Records from a dataset:

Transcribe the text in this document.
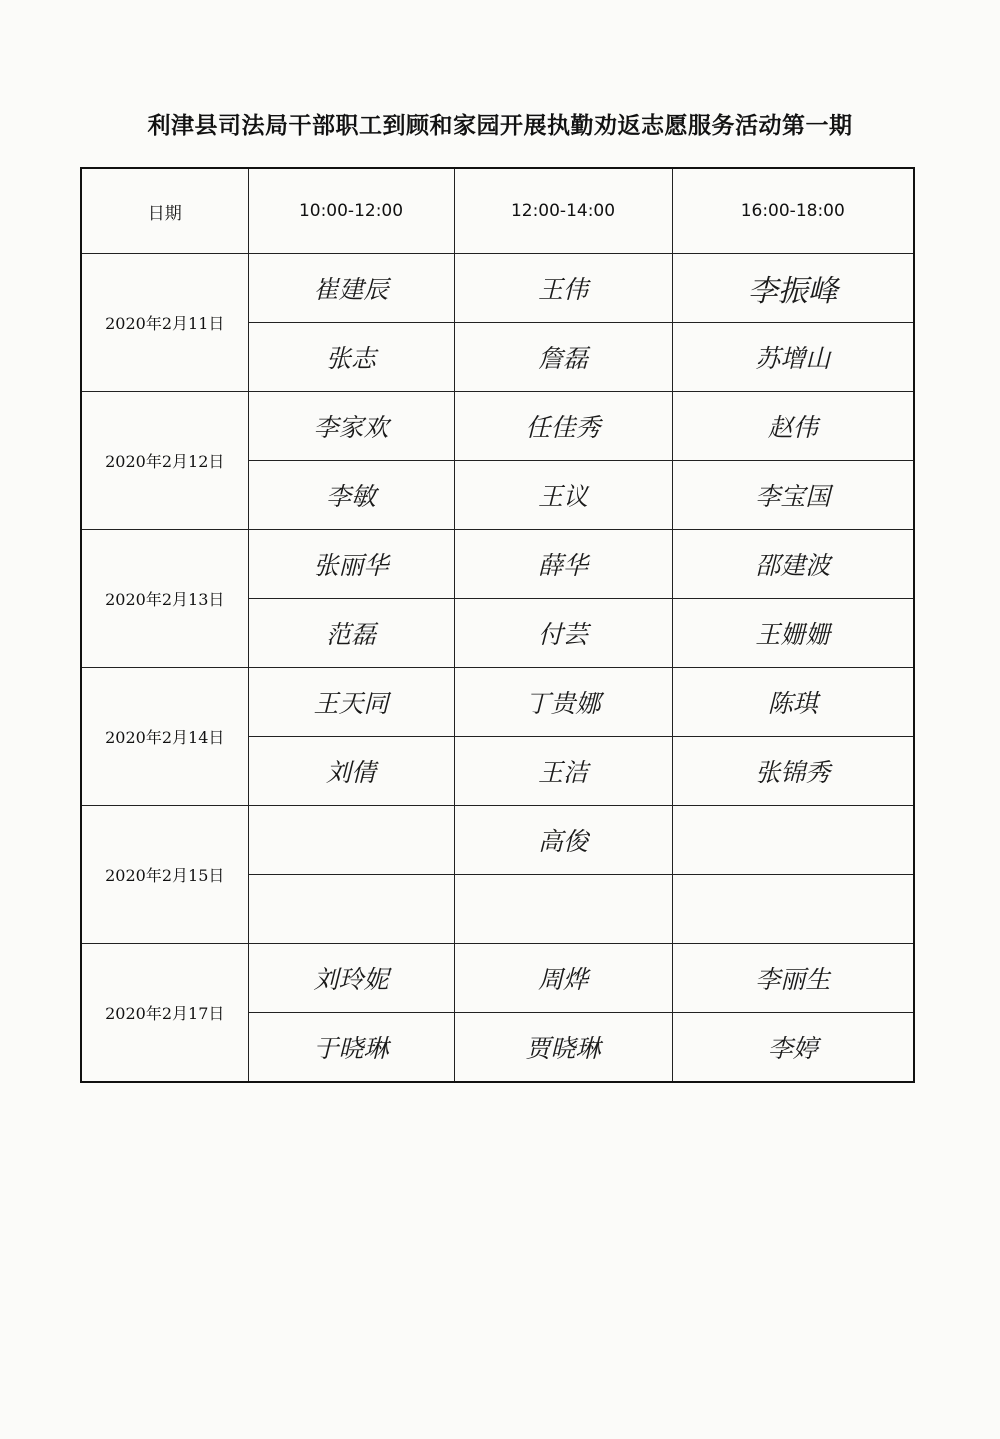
利津县司法局干部职工到顾和家园开展执勤劝返志愿服务活动第一期
日期	10:00-12:00	12:00-14:00	16:00-18:00
2020年2月11日	崔建辰	王伟	李振峰

张志	詹磊	苏增山

2020年2月12日	李家欢	任佳秀	赵伟

李敏	王议	李宝国

2020年2月13日	张丽华	薛华	邵建波

范磊	付芸	王姗姗

2020年2月14日	王天同	丁贵娜	陈琪

刘倩	王洁	张锦秀

2020年2月15日		高俊	

2020年2月17日	刘玲妮	周烨	李丽生

于晓琳	贾晓琳	李婷
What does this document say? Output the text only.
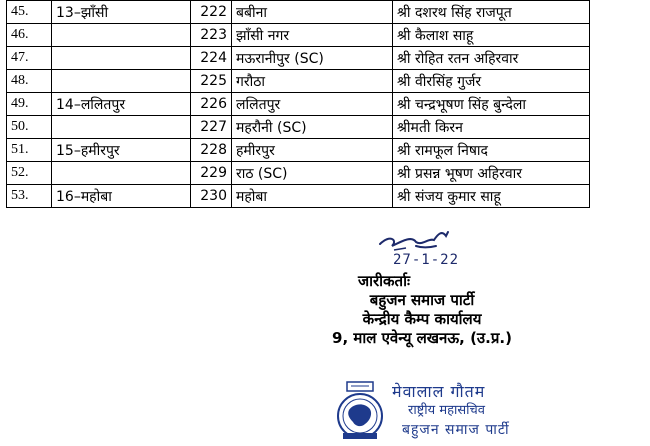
45.	13–झाँसी	222	बबीना	श्री दशरथ सिंह राजपूत
46.		223	झाँसी नगर	श्री कैलाश साहू
47.		224	मऊरानीपुर (SC)	श्री रोहित रतन अहिरवार
48.		225	गरौठा	श्री वीरसिंह गुर्जर
49.	14–ललितपुर	226	ललितपुर	श्री चन्द्रभूषण सिंह बुन्देला
50.		227	महरौनी (SC)	श्रीमती किरन
51.	15–हमीरपुर	228	हमीरपुर	श्री रामफूल निषाद
52.		229	राठ (SC)	श्री प्रसन्न भूषण अहिरवार
53.	16–महोबा	230	महोबा	श्री संजय कुमार साहू
27-1-22
जारीकर्ताः
बहुजन समाज पार्टी
केन्द्रीय कैम्प कार्यालय
9, माल एवेन्यू लखनऊ, (उ.प्र.)
मेवालाल गौतम
राष्ट्रीय महासचिव
बहुजन समाज पार्टी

*Short problem*.
Apart from the pictures, the entries above are to be repeated in full and exactly.

*Solution to the problem*.
Transcribe the text in this document.
利津县司法局干部职工到顾和家园开展执勤劝返志愿服务活动第一期
日期	10:00-12:00	12:00-14:00	16:00-18:00
2020年2月11日	崔建辰	王伟	李振峰

张志	詹磊	苏增山

2020年2月12日	李家欢	任佳秀	赵伟

李敏	王议	李宝国

2020年2月13日	张丽华	薛华	邵建波

范磊	付芸	王姗姗

2020年2月14日	王天同	丁贵娜	陈琪

刘倩	王洁	张锦秀

2020年2月15日		高俊	

2020年2月17日	刘玲妮	周烨	李丽生

于晓琳	贾晓琳	李婷
What does this document say? Output the text only.
45.	13–झाँसी	222	बबीना	श्री दशरथ सिंह राजपूत
46.		223	झाँसी नगर	श्री कैलाश साहू
47.		224	मऊरानीपुर (SC)	श्री रोहित रतन अहिरवार
48.		225	गरौठा	श्री वीरसिंह गुर्जर
49.	14–ललितपुर	226	ललितपुर	श्री चन्द्रभूषण सिंह बुन्देला
50.		227	महरौनी (SC)	श्रीमती किरन
51.	15–हमीरपुर	228	हमीरपुर	श्री रामफूल निषाद
52.		229	राठ (SC)	श्री प्रसन्न भूषण अहिरवार
53.	16–महोबा	230	महोबा	श्री संजय कुमार साहू
27-1-22
जारीकर्ताः
बहुजन समाज पार्टी
केन्द्रीय कैम्प कार्यालय
9, माल एवेन्यू लखनऊ, (उ.प्र.)
मेवालाल गौतम
राष्ट्रीय महासचिव
बहुजन समाज पार्टी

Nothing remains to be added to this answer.